start Material for the task

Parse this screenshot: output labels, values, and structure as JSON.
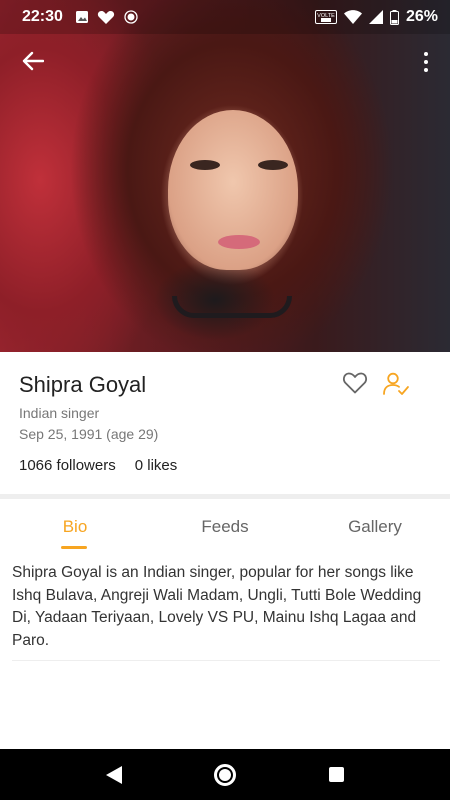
{
  "status_bar": {
    "time": "22:30",
    "battery_percent": "26%",
    "left_icons": [
      "image-icon",
      "heart-icon",
      "location-icon"
    ],
    "right_icons": [
      "volte-icon",
      "wifi-icon",
      "signal-icon",
      "battery-icon"
    ]
  },
  "header": {
    "back_icon": "arrow-left-icon",
    "menu_icon": "more-vertical-icon"
  },
  "profile": {
    "name": "Shipra Goyal",
    "subtitle": "Indian singer",
    "birth": "Sep 25, 1991 (age 29)",
    "followers": "1066 followers",
    "likes": "0 likes",
    "actions": [
      "heart-outline-icon",
      "user-follow-icon"
    ]
  },
  "tabs": [
    {
      "label": "Bio",
      "active": true
    },
    {
      "label": "Feeds",
      "active": false
    },
    {
      "label": "Gallery",
      "active": false
    }
  ],
  "bio": {
    "text": "Shipra Goyal is an Indian singer, popular for her songs like Ishq Bulava, Angreji Wali Madam, Ungli, Tutti Bole Wedding Di, Yadaan Teriyaan, Lovely VS PU, Mainu Ishq Lagaa and Paro."
  },
  "nav_bar": {
    "icons": [
      "back-triangle-icon",
      "home-circle-icon",
      "recents-square-icon"
    ]
  },
  "colors": {
    "accent": "#f7a521",
    "text_primary": "#222222",
    "text_secondary": "#777777",
    "navbar": "#000000"
  }
}
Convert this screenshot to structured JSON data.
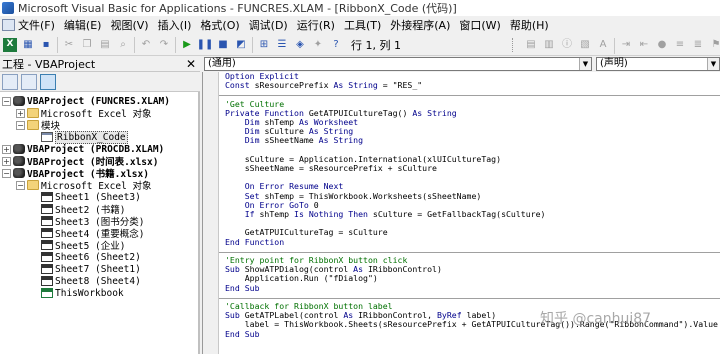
{
  "window": {
    "title": "Microsoft Visual Basic for Applications - FUNCRES.XLAM - [RibbonX_Code (代码)]"
  },
  "menu": [
    {
      "label": "文件(F)"
    },
    {
      "label": "编辑(E)"
    },
    {
      "label": "视图(V)"
    },
    {
      "label": "插入(I)"
    },
    {
      "label": "格式(O)"
    },
    {
      "label": "调试(D)"
    },
    {
      "label": "运行(R)"
    },
    {
      "label": "工具(T)"
    },
    {
      "label": "外接程序(A)"
    },
    {
      "label": "窗口(W)"
    },
    {
      "label": "帮助(H)"
    }
  ],
  "toolbar": {
    "position": "行 1, 列 1"
  },
  "project_pane": {
    "title": "工程 - VBAProject",
    "nodes": [
      {
        "label": "VBAProject (FUNCRES.XLAM)"
      },
      {
        "label": "Microsoft Excel 对象"
      },
      {
        "label": "模块"
      },
      {
        "label": "RibbonX_Code"
      },
      {
        "label": "VBAProject (PROCDB.XLAM)"
      },
      {
        "label": "VBAProject (时间表.xlsx)"
      },
      {
        "label": "VBAProject (书籍.xlsx)"
      },
      {
        "label": "Microsoft Excel 对象"
      },
      {
        "label": "Sheet1 (Sheet3)"
      },
      {
        "label": "Sheet2 (书籍)"
      },
      {
        "label": "Sheet3 (图书分类)"
      },
      {
        "label": "Sheet4 (重要概念)"
      },
      {
        "label": "Sheet5 (企业)"
      },
      {
        "label": "Sheet6 (Sheet2)"
      },
      {
        "label": "Sheet7 (Sheet1)"
      },
      {
        "label": "Sheet8 (Sheet4)"
      },
      {
        "label": "ThisWorkbook"
      }
    ]
  },
  "combos": {
    "object": "(通用)",
    "procedure": "(声明)"
  },
  "code_blocks": [
    [
      "Option Explicit",
      "Const sResourcePrefix As String = \"RES_\""
    ],
    [
      "'Get Culture",
      "Private Function GetATPUICultureTag() As String",
      "    Dim shTemp As Worksheet",
      "    Dim sCulture As String",
      "    Dim sSheetName As String",
      "",
      "    sCulture = Application.International(xlUICultureTag)",
      "    sSheetName = sResourcePrefix + sCulture",
      "",
      "    On Error Resume Next",
      "    Set shTemp = ThisWorkbook.Worksheets(sSheetName)",
      "    On Error GoTo 0",
      "    If shTemp Is Nothing Then sCulture = GetFallbackTag(sCulture)",
      "",
      "    GetATPUICultureTag = sCulture",
      "End Function"
    ],
    [
      "'Entry point for RibbonX button click",
      "Sub ShowATPDialog(control As IRibbonControl)",
      "    Application.Run (\"fDialog\")",
      "End Sub"
    ],
    [
      "'Callback for RibbonX button label",
      "Sub GetATPLabel(control As IRibbonControl, ByRef label)",
      "    label = ThisWorkbook.Sheets(sResourcePrefix + GetATPUICultureTag()).Range(\"RibbonCommand\").Value",
      "End Sub"
    ]
  ],
  "watermark": "知乎 @canhui87"
}
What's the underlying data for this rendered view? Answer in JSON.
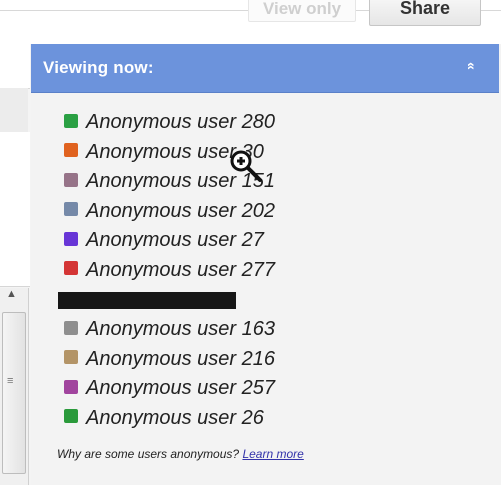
{
  "top_bar": {
    "view_only_label": "View only",
    "share_label": "Share"
  },
  "left_pane": {
    "scroll_up_icon": "▲",
    "scroll_grip_icon": "≡"
  },
  "panel": {
    "title": "Viewing now:",
    "collapse_icon": "«",
    "header_color": "#6c93dc"
  },
  "users": [
    {
      "name": "Anonymous user 280",
      "color": "#2aa043"
    },
    {
      "name": "Anonymous user 30",
      "color": "#e0621f"
    },
    {
      "name": "Anonymous user 151",
      "color": "#967388"
    },
    {
      "name": "Anonymous user 202",
      "color": "#7589a8"
    },
    {
      "name": "Anonymous user 27",
      "color": "#6735d6"
    },
    {
      "name": "Anonymous user 277",
      "color": "#d43535"
    },
    {
      "name": "",
      "color": "",
      "redacted": true
    },
    {
      "name": "Anonymous user 163",
      "color": "#8e8e8e"
    },
    {
      "name": "Anonymous user 216",
      "color": "#b39467"
    },
    {
      "name": "Anonymous user 257",
      "color": "#a1449e"
    },
    {
      "name": "Anonymous user 26",
      "color": "#2a9a3b"
    }
  ],
  "footer": {
    "question": "Why are some users anonymous?",
    "link_label": "Learn more"
  }
}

end Material for the task

Go through the records. Copy each line where "Shipra" appears.

## Answer to the problem
    "name": "Shipra Goyal",
    "text": "Shipra Goyal is an Indian singer, popular for her songs like Ishq Bulava, Angreji Wali Madam, Ungli, Tutti Bole Wedding Di, Yadaan Teriyaan, Lovely VS PU, Mainu Ishq Lagaa and Paro."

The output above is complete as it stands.